Return each line containing the string "change".

Records excerpted from a collection
## start
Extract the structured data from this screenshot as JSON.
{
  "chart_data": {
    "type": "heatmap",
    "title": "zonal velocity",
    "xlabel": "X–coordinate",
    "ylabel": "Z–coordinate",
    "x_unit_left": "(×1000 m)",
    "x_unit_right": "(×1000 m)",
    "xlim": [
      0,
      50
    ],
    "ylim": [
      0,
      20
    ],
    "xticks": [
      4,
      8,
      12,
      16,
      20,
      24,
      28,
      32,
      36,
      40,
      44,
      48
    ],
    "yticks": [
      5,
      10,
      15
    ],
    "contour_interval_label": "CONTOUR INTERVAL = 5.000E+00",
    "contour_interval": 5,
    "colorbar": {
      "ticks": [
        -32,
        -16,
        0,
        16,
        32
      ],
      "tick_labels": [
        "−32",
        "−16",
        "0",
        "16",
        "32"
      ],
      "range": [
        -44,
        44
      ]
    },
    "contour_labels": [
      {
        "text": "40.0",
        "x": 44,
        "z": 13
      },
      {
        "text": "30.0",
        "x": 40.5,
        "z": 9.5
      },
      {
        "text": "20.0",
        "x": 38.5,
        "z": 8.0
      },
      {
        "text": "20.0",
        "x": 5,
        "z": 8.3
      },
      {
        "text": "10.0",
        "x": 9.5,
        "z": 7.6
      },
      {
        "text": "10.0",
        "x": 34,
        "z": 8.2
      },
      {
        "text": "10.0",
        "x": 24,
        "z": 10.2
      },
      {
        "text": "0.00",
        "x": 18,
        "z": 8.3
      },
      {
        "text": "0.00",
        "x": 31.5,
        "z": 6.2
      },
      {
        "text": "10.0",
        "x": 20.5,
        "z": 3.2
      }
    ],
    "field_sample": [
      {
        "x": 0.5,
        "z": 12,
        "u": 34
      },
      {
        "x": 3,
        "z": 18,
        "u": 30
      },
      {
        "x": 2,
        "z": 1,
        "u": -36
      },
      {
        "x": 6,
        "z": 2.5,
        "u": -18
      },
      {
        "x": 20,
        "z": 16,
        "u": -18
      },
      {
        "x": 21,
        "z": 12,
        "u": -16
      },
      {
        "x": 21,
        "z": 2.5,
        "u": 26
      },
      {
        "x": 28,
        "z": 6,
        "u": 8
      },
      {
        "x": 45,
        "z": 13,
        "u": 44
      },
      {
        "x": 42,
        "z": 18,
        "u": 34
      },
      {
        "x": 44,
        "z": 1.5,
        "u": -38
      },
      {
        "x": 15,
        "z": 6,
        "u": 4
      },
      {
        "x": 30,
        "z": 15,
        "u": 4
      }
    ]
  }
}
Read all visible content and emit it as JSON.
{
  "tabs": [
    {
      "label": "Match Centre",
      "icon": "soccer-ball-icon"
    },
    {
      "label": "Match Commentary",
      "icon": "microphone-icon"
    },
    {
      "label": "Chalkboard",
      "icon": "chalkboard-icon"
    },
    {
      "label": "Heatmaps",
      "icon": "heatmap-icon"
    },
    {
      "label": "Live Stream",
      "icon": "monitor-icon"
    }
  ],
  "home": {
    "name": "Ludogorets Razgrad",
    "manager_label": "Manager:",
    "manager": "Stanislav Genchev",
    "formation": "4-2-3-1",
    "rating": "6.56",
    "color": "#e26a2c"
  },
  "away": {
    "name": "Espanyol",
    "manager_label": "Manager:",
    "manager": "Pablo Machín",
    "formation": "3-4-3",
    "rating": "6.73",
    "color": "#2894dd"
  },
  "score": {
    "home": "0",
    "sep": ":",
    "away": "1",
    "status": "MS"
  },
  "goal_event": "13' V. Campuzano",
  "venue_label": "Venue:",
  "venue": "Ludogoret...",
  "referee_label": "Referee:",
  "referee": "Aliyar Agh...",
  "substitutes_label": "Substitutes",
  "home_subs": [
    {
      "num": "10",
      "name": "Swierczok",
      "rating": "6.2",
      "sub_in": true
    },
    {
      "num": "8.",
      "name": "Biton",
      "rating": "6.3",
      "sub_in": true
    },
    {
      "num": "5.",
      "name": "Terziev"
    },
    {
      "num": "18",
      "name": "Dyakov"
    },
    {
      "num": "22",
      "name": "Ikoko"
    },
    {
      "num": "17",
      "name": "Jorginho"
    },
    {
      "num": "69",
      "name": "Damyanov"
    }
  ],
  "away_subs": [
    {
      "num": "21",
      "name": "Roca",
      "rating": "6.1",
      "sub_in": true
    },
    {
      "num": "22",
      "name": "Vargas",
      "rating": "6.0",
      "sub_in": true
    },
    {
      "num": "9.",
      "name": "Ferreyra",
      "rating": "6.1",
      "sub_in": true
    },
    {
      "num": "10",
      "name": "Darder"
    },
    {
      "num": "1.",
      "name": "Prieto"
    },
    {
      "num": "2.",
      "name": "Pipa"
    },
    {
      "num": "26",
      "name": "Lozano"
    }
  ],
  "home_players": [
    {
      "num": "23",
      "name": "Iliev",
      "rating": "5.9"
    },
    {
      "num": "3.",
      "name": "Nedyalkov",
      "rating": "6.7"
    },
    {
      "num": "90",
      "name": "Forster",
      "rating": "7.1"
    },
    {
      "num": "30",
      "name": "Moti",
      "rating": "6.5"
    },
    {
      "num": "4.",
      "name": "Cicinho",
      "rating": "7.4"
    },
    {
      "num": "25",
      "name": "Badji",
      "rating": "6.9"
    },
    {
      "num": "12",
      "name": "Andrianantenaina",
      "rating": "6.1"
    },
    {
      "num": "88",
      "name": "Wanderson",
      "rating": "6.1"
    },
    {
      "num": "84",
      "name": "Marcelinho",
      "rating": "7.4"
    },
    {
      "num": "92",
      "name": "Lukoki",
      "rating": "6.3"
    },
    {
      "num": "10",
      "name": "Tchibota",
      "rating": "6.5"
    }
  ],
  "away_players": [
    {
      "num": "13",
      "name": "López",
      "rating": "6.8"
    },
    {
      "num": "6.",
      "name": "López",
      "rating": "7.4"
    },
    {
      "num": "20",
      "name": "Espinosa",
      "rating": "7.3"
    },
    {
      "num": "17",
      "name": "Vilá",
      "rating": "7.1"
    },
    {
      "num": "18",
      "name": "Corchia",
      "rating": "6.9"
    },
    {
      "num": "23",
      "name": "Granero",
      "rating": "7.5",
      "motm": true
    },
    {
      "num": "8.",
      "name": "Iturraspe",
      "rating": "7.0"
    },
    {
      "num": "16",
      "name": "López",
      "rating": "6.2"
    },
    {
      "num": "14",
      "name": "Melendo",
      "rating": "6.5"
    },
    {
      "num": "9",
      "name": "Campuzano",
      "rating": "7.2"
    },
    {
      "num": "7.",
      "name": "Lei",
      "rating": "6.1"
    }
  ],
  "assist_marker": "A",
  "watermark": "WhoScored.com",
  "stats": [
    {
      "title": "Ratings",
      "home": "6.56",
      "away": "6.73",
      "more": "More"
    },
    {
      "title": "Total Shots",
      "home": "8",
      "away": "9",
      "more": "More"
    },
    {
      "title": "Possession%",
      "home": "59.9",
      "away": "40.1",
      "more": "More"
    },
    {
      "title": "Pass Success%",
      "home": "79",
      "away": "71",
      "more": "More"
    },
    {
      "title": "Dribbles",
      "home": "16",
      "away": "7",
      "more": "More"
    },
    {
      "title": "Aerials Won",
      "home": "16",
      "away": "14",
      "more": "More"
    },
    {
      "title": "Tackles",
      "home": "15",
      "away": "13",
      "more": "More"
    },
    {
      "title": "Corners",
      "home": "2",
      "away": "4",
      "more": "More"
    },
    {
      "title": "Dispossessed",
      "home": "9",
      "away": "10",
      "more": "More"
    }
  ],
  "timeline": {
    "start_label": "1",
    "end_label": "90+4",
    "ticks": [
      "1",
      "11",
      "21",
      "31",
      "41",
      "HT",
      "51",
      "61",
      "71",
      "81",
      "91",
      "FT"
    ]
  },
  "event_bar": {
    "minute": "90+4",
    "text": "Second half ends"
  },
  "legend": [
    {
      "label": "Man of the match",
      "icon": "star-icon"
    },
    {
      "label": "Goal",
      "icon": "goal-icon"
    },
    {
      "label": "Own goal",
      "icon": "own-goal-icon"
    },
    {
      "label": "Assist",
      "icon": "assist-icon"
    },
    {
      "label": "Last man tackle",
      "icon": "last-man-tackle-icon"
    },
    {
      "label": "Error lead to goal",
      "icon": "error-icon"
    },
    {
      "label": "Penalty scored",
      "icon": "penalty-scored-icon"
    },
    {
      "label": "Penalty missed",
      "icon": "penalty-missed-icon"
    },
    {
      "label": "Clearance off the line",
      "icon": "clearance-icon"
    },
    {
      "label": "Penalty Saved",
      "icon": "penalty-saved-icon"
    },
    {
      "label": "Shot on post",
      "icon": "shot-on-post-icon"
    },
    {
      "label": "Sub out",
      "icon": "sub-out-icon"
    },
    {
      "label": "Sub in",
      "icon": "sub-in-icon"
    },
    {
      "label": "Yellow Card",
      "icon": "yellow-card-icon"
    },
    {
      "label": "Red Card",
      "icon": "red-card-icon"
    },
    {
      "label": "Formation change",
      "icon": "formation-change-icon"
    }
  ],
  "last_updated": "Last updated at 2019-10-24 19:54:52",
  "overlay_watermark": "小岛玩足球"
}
## end
RESULT OF THE TASK ::
      "label": "Formation change",
      "icon": "formation-change-icon"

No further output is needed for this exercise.